* Begin SOURCE MATERIAL *
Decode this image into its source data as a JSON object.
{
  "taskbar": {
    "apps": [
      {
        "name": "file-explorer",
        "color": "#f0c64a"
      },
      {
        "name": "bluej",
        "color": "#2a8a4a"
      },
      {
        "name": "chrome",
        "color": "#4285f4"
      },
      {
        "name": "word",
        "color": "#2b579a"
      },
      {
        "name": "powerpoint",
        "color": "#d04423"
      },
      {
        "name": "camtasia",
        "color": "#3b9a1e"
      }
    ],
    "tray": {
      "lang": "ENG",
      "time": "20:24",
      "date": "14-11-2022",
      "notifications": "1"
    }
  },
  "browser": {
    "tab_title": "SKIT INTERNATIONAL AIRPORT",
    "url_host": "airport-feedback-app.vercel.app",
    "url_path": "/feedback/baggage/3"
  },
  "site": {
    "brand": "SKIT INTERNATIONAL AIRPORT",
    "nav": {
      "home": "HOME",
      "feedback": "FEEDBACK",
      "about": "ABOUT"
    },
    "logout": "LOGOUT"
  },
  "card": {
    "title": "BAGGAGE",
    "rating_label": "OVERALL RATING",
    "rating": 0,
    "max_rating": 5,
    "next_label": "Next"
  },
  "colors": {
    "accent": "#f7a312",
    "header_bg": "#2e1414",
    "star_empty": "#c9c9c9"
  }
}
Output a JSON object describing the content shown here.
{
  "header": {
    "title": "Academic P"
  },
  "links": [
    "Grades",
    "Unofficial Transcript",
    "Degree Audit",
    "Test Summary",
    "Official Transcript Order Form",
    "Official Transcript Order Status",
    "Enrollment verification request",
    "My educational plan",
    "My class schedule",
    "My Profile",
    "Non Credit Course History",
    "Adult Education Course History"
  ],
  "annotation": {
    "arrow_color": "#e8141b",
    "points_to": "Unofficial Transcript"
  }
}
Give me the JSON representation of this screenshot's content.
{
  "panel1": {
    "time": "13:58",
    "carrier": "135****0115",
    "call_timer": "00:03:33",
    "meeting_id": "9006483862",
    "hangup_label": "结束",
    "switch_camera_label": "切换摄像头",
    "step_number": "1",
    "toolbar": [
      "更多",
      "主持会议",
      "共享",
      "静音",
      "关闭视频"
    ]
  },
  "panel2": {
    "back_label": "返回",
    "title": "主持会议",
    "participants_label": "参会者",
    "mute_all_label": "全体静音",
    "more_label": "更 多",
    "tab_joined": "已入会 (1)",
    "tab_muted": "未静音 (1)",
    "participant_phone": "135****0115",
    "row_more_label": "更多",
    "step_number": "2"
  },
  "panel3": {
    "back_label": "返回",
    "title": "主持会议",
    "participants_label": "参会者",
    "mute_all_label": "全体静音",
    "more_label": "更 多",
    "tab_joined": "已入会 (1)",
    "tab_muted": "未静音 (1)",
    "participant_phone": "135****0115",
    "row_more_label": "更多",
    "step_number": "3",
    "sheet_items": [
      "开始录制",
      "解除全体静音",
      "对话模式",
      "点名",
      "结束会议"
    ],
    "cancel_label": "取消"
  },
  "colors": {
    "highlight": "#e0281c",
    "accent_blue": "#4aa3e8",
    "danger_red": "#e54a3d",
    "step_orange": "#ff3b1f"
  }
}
* End SOURCE MATERIAL *
TASK TO COMPLETE:
Set out the complete listing exactly as shown.

ANSWER IN FULL:
Decode this image into its source data as a JSON object.
{
  "taskbar": {
    "apps": [
      {
        "name": "file-explorer",
        "color": "#f0c64a"
      },
      {
        "name": "bluej",
        "color": "#2a8a4a"
      },
      {
        "name": "chrome",
        "color": "#4285f4"
      },
      {
        "name": "word",
        "color": "#2b579a"
      },
      {
        "name": "powerpoint",
        "color": "#d04423"
      },
      {
        "name": "camtasia",
        "color": "#3b9a1e"
      }
    ],
    "tray": {
      "lang": "ENG",
      "time": "20:24",
      "date": "14-11-2022",
      "notifications": "1"
    }
  },
  "browser": {
    "tab_title": "SKIT INTERNATIONAL AIRPORT",
    "url_host": "airport-feedback-app.vercel.app",
    "url_path": "/feedback/baggage/3"
  },
  "site": {
    "brand": "SKIT INTERNATIONAL AIRPORT",
    "nav": {
      "home": "HOME",
      "feedback": "FEEDBACK",
      "about": "ABOUT"
    },
    "logout": "LOGOUT"
  },
  "card": {
    "title": "BAGGAGE",
    "rating_label": "OVERALL RATING",
    "rating": 0,
    "max_rating": 5,
    "next_label": "Next"
  },
  "colors": {
    "accent": "#f7a312",
    "header_bg": "#2e1414",
    "star_empty": "#c9c9c9"
  }
}
Output a JSON object describing the content shown here.
{
  "header": {
    "title": "Academic P"
  },
  "links": [
    "Grades",
    "Unofficial Transcript",
    "Degree Audit",
    "Test Summary",
    "Official Transcript Order Form",
    "Official Transcript Order Status",
    "Enrollment verification request",
    "My educational plan",
    "My class schedule",
    "My Profile",
    "Non Credit Course History",
    "Adult Education Course History"
  ],
  "annotation": {
    "arrow_color": "#e8141b",
    "points_to": "Unofficial Transcript"
  }
}
Give me the JSON representation of this screenshot's content.
{
  "panel1": {
    "time": "13:58",
    "carrier": "135****0115",
    "call_timer": "00:03:33",
    "meeting_id": "9006483862",
    "hangup_label": "结束",
    "switch_camera_label": "切换摄像头",
    "step_number": "1",
    "toolbar": [
      "更多",
      "主持会议",
      "共享",
      "静音",
      "关闭视频"
    ]
  },
  "panel2": {
    "back_label": "返回",
    "title": "主持会议",
    "participants_label": "参会者",
    "mute_all_label": "全体静音",
    "more_label": "更 多",
    "tab_joined": "已入会 (1)",
    "tab_muted": "未静音 (1)",
    "participant_phone": "135****0115",
    "row_more_label": "更多",
    "step_number": "2"
  },
  "panel3": {
    "back_label": "返回",
    "title": "主持会议",
    "participants_label": "参会者",
    "mute_all_label": "全体静音",
    "more_label": "更 多",
    "tab_joined": "已入会 (1)",
    "tab_muted": "未静音 (1)",
    "participant_phone": "135****0115",
    "row_more_label": "更多",
    "step_number": "3",
    "sheet_items": [
      "开始录制",
      "解除全体静音",
      "对话模式",
      "点名",
      "结束会议"
    ],
    "cancel_label": "取消"
  },
  "colors": {
    "highlight": "#e0281c",
    "accent_blue": "#4aa3e8",
    "danger_red": "#e54a3d",
    "step_orange": "#ff3b1f"
  }
}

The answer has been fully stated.